Figure data in JSON
— Start —

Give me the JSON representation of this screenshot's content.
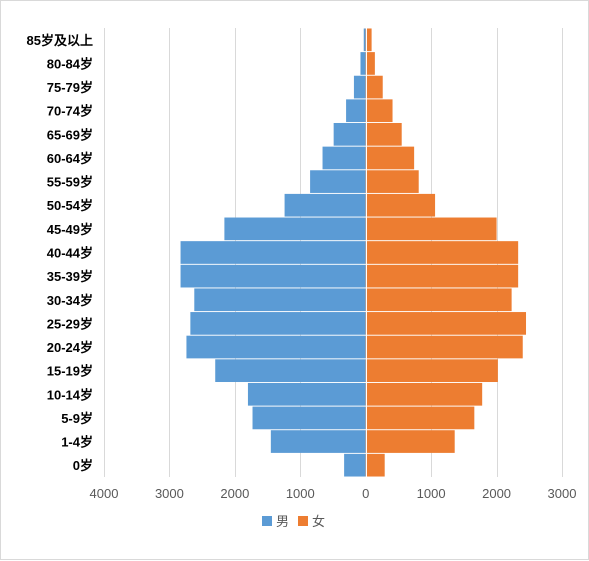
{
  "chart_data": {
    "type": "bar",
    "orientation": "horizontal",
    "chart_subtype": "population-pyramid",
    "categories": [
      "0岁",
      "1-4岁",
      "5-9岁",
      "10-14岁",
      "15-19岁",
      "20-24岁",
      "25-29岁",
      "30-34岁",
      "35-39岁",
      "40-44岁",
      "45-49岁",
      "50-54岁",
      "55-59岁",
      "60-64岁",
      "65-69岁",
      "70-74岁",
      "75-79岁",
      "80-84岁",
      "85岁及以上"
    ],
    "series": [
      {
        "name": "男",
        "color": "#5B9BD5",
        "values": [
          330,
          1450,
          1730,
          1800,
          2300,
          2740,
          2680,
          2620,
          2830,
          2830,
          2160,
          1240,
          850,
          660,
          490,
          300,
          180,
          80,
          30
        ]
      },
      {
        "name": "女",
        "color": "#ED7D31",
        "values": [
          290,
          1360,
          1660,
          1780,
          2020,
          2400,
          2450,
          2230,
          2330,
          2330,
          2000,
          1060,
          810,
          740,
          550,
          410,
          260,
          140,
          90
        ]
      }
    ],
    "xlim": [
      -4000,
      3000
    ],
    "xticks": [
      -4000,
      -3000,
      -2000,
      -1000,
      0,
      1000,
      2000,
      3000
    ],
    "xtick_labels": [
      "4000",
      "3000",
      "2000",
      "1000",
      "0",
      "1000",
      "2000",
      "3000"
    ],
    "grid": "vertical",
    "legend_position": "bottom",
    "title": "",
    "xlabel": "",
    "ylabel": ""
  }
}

— End —

Write the lines above out again exactly, without any of their pictures.

→ Expected answer:
Give me the JSON representation of this screenshot's content.
{
  "chart_data": {
    "type": "bar",
    "orientation": "horizontal",
    "chart_subtype": "population-pyramid",
    "categories": [
      "0岁",
      "1-4岁",
      "5-9岁",
      "10-14岁",
      "15-19岁",
      "20-24岁",
      "25-29岁",
      "30-34岁",
      "35-39岁",
      "40-44岁",
      "45-49岁",
      "50-54岁",
      "55-59岁",
      "60-64岁",
      "65-69岁",
      "70-74岁",
      "75-79岁",
      "80-84岁",
      "85岁及以上"
    ],
    "series": [
      {
        "name": "男",
        "color": "#5B9BD5",
        "values": [
          330,
          1450,
          1730,
          1800,
          2300,
          2740,
          2680,
          2620,
          2830,
          2830,
          2160,
          1240,
          850,
          660,
          490,
          300,
          180,
          80,
          30
        ]
      },
      {
        "name": "女",
        "color": "#ED7D31",
        "values": [
          290,
          1360,
          1660,
          1780,
          2020,
          2400,
          2450,
          2230,
          2330,
          2330,
          2000,
          1060,
          810,
          740,
          550,
          410,
          260,
          140,
          90
        ]
      }
    ],
    "xlim": [
      -4000,
      3000
    ],
    "xticks": [
      -4000,
      -3000,
      -2000,
      -1000,
      0,
      1000,
      2000,
      3000
    ],
    "xtick_labels": [
      "4000",
      "3000",
      "2000",
      "1000",
      "0",
      "1000",
      "2000",
      "3000"
    ],
    "grid": "vertical",
    "legend_position": "bottom",
    "title": "",
    "xlabel": "",
    "ylabel": ""
  }
}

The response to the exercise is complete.